_Dados para processamento_.
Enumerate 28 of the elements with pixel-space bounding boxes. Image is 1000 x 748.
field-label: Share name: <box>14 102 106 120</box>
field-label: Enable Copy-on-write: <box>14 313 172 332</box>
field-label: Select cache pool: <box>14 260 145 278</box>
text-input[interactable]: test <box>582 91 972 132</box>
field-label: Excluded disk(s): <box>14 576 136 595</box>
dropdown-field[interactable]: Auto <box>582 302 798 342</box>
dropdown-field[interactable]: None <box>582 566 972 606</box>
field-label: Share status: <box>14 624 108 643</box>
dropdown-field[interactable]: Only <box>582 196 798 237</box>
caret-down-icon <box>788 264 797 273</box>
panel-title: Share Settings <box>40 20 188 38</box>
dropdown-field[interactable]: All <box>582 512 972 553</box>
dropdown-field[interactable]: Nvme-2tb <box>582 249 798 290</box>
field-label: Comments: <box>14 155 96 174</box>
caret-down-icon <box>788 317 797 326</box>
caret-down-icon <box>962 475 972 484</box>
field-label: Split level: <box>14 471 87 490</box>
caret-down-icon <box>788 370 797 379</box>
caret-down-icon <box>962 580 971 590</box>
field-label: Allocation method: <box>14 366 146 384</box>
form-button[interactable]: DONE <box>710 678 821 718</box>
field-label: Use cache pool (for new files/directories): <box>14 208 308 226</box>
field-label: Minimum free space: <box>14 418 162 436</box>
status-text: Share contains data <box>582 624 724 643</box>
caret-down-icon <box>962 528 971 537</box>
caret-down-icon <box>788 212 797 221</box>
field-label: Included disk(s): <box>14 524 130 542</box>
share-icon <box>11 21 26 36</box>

_Instruções da tarefa_.
Transcreva todas as linhas dos itens acima sem nenhuma alteração.

_Resposta_.
Enumerate 28 of the elements with pixel-space bounding boxes. Image is 1000 x 748.
field-label: Share name: <box>14 102 106 120</box>
field-label: Enable Copy-on-write: <box>14 313 172 332</box>
field-label: Select cache pool: <box>14 260 145 278</box>
text-input[interactable]: test <box>582 91 972 132</box>
field-label: Excluded disk(s): <box>14 576 136 595</box>
dropdown-field[interactable]: Auto <box>582 302 798 342</box>
dropdown-field[interactable]: None <box>582 566 972 606</box>
field-label: Share status: <box>14 624 108 643</box>
dropdown-field[interactable]: Only <box>582 196 798 237</box>
caret-down-icon <box>788 264 797 273</box>
panel-title: Share Settings <box>40 20 188 38</box>
dropdown-field[interactable]: All <box>582 512 972 553</box>
dropdown-field[interactable]: Nvme-2tb <box>582 249 798 290</box>
field-label: Comments: <box>14 155 96 174</box>
caret-down-icon <box>788 317 797 326</box>
caret-down-icon <box>962 475 972 484</box>
field-label: Split level: <box>14 471 87 490</box>
caret-down-icon <box>788 370 797 379</box>
caret-down-icon <box>962 580 971 590</box>
field-label: Allocation method: <box>14 366 146 384</box>
form-button[interactable]: DONE <box>710 678 821 718</box>
field-label: Use cache pool (for new files/directories): <box>14 208 308 226</box>
field-label: Minimum free space: <box>14 418 162 436</box>
status-text: Share contains data <box>582 624 724 643</box>
caret-down-icon <box>962 528 971 537</box>
caret-down-icon <box>788 212 797 221</box>
field-label: Included disk(s): <box>14 524 130 542</box>
share-icon <box>11 21 26 36</box>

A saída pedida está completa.